● **Your goal**:
Leave out the pictures and repeat the data exactly.

Begin Extracted material

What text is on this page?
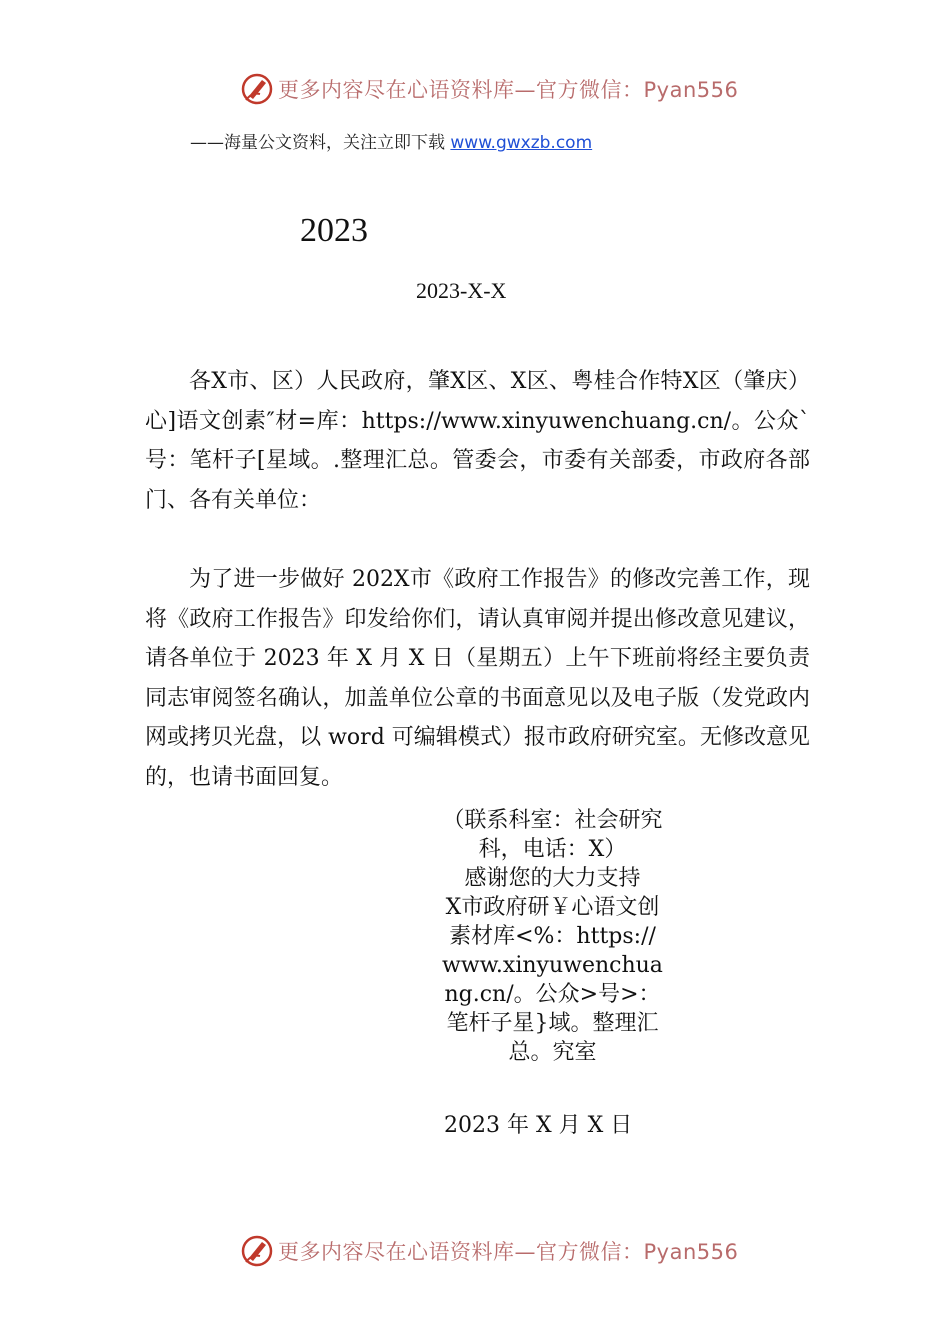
更多内容尽在心语资料库—官方微信：Pyan556
——海量公文资料，关注立即下载 www.gwxzb.com
2023
2023-X-X

各X市、区）人民政府，肇X区、X区、粤桂合作特X区（肇庆）心]语文创素″材=库：https://www.xinyuwenchuang.cn/。公众`号：笔杆子[星域。.整理汇总。管委会，市委有关部委，市政府各部门、各有关单位：

为了进一步做好 202X市《政府工作报告》的修改完善工作，现将《政府工作报告》印发给你们，请认真审阅并提出修改意见建议，请各单位于 2023 年 X 月 X 日（星期五）上午下班前将经主要负责同志审阅签名确认，加盖单位公章的书面意见以及电子版（发党政内网或拷贝光盘，以 word 可编辑模式）报市政府研究室。无修改意见的，也请书面回复。

（联系科室：社会研究科，电话：X）
感谢您的大力支持
X市政府研￥心语文创素材库<%：https://www.xinyuwenchuang.cn/。公众>号>：笔杆子星}域。整理汇总。究室
2023 年 X 月 X 日
更多内容尽在心语资料库—官方微信：Pyan556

End Extracted material

● **Complete response**:
What text is on this page?
更多内容尽在心语资料库—官方微信：Pyan556
——海量公文资料，关注立即下载 www.gwxzb.com
2023
2023-X-X

各X市、区）人民政府，肇X区、X区、粤桂合作特X区（肇庆）心]语文创素″材=库：https://www.xinyuwenchuang.cn/。公众`号：笔杆子[星域。.整理汇总。管委会，市委有关部委，市政府各部门、各有关单位：

为了进一步做好 202X市《政府工作报告》的修改完善工作，现将《政府工作报告》印发给你们，请认真审阅并提出修改意见建议，请各单位于 2023 年 X 月 X 日（星期五）上午下班前将经主要负责同志审阅签名确认，加盖单位公章的书面意见以及电子版（发党政内网或拷贝光盘，以 word 可编辑模式）报市政府研究室。无修改意见的，也请书面回复。

（联系科室：社会研究科，电话：X）
感谢您的大力支持
X市政府研￥心语文创素材库<%：https://www.xinyuwenchuang.cn/。公众>号>：笔杆子星}域。整理汇总。究室
2023 年 X 月 X 日
更多内容尽在心语资料库—官方微信：Pyan556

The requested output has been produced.